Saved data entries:
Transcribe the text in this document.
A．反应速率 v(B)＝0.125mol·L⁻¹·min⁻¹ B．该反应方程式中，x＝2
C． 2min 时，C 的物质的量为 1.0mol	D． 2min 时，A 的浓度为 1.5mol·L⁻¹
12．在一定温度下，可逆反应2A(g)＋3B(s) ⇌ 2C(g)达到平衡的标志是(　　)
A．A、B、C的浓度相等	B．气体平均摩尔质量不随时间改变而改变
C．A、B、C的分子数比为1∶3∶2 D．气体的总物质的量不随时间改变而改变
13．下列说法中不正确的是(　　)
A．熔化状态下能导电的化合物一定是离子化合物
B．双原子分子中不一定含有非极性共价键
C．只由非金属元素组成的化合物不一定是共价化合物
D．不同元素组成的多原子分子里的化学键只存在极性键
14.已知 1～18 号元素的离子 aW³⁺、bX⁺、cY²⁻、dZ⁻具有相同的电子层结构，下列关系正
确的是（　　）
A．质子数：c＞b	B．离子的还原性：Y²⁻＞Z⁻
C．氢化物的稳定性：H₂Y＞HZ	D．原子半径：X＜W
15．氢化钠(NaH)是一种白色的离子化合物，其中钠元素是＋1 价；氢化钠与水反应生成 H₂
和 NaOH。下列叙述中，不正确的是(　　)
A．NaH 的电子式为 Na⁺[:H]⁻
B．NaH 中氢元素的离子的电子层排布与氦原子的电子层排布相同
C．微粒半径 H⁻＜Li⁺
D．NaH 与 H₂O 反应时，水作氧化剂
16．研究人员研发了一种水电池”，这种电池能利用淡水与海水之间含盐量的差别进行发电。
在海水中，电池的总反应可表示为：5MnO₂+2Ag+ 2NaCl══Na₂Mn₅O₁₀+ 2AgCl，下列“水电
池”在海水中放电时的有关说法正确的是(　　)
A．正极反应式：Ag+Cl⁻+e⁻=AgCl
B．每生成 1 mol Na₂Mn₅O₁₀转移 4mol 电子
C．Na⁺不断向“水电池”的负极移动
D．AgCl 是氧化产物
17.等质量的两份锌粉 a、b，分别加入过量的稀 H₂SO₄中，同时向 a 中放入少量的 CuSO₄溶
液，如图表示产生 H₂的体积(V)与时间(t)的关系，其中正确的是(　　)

TASK: Repeat back the data above, exact to the last character.

RESPONSE TO THE TASK:
Transcribe the text in this document.
A．反应速率 v(B)＝0.125mol·L⁻¹·min⁻¹ B．该反应方程式中，x＝2
C． 2min 时，C 的物质的量为 1.0mol	D． 2min 时，A 的浓度为 1.5mol·L⁻¹
12．在一定温度下，可逆反应2A(g)＋3B(s) ⇌ 2C(g)达到平衡的标志是(　　)
A．A、B、C的浓度相等	B．气体平均摩尔质量不随时间改变而改变
C．A、B、C的分子数比为1∶3∶2 D．气体的总物质的量不随时间改变而改变
13．下列说法中不正确的是(　　)
A．熔化状态下能导电的化合物一定是离子化合物
B．双原子分子中不一定含有非极性共价键
C．只由非金属元素组成的化合物不一定是共价化合物
D．不同元素组成的多原子分子里的化学键只存在极性键
14.已知 1～18 号元素的离子 aW³⁺、bX⁺、cY²⁻、dZ⁻具有相同的电子层结构，下列关系正
确的是（　　）
A．质子数：c＞b	B．离子的还原性：Y²⁻＞Z⁻
C．氢化物的稳定性：H₂Y＞HZ	D．原子半径：X＜W
15．氢化钠(NaH)是一种白色的离子化合物，其中钠元素是＋1 价；氢化钠与水反应生成 H₂
和 NaOH。下列叙述中，不正确的是(　　)
A．NaH 的电子式为 Na⁺[:H]⁻
B．NaH 中氢元素的离子的电子层排布与氦原子的电子层排布相同
C．微粒半径 H⁻＜Li⁺
D．NaH 与 H₂O 反应时，水作氧化剂
16．研究人员研发了一种水电池”，这种电池能利用淡水与海水之间含盐量的差别进行发电。
在海水中，电池的总反应可表示为：5MnO₂+2Ag+ 2NaCl══Na₂Mn₅O₁₀+ 2AgCl，下列“水电
池”在海水中放电时的有关说法正确的是(　　)
A．正极反应式：Ag+Cl⁻+e⁻=AgCl
B．每生成 1 mol Na₂Mn₅O₁₀转移 4mol 电子
C．Na⁺不断向“水电池”的负极移动
D．AgCl 是氧化产物
17.等质量的两份锌粉 a、b，分别加入过量的稀 H₂SO₄中，同时向 a 中放入少量的 CuSO₄溶
液，如图表示产生 H₂的体积(V)与时间(t)的关系，其中正确的是(　　)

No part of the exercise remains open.